* [WHAT THE TASK REQUIRES]
Search the listing below for the string "постоянной" and show each line that contains it.

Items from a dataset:

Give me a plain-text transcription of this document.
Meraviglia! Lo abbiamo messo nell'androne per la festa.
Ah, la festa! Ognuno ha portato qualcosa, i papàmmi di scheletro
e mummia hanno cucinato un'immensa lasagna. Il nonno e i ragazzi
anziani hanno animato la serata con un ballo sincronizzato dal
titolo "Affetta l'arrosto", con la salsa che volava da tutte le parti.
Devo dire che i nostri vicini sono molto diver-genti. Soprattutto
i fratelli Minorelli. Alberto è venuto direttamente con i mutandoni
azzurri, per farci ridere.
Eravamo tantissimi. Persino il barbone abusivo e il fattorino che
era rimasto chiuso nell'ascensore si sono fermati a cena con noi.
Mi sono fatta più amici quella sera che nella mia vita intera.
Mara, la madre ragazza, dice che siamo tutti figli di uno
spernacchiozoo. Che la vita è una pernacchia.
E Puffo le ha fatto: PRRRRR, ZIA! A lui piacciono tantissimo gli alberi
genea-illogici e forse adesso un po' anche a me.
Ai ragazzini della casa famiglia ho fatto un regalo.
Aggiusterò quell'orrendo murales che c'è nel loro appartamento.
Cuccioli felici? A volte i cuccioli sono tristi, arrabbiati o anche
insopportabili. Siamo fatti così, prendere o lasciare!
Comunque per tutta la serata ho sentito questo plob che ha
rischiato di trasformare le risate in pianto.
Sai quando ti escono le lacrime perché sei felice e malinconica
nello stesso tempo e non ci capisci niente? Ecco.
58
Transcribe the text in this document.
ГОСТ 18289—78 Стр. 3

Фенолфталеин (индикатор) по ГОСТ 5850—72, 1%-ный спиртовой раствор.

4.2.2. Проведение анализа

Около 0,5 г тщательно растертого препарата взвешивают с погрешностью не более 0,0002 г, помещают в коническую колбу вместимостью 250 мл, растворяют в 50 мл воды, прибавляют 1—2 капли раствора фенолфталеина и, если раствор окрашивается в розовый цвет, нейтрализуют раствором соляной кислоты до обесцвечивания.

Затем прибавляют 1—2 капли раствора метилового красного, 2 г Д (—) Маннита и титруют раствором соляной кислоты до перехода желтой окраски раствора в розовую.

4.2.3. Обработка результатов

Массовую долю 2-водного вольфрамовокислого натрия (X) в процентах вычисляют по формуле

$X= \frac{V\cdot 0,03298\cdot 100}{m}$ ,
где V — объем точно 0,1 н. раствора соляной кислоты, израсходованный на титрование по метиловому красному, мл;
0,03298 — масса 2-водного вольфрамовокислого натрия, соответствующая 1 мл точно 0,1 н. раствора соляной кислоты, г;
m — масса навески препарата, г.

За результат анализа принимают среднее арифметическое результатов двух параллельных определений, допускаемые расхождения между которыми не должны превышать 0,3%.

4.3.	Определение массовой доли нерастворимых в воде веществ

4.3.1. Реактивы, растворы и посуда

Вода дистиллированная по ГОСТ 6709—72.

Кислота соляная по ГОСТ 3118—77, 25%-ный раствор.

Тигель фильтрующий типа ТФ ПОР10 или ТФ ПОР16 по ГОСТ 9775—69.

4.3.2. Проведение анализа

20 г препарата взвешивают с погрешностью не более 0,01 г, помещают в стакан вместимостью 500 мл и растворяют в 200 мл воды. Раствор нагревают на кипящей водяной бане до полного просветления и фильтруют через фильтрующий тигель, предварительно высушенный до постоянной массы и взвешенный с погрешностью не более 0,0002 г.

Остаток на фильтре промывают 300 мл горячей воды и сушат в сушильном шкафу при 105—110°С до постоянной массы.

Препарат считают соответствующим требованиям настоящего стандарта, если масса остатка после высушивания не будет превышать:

* [PROBLEM SOLUTION]
20 г препарата взвешивают с погрешностью не более 0,01 г, помещают в стакан вместимостью 500 мл и растворяют в 200 мл воды. Раствор нагревают на кипящей водяной бане до полного просветления и фильтруют через фильтрующий тигель, предварительно высушенный до постоянной массы и взвешенный с погрешностью не более 0,0002 г.
Остаток на фильтре промывают 300 мл горячей воды и сушат в сушильном шкафу при 105—110°С до постоянной массы.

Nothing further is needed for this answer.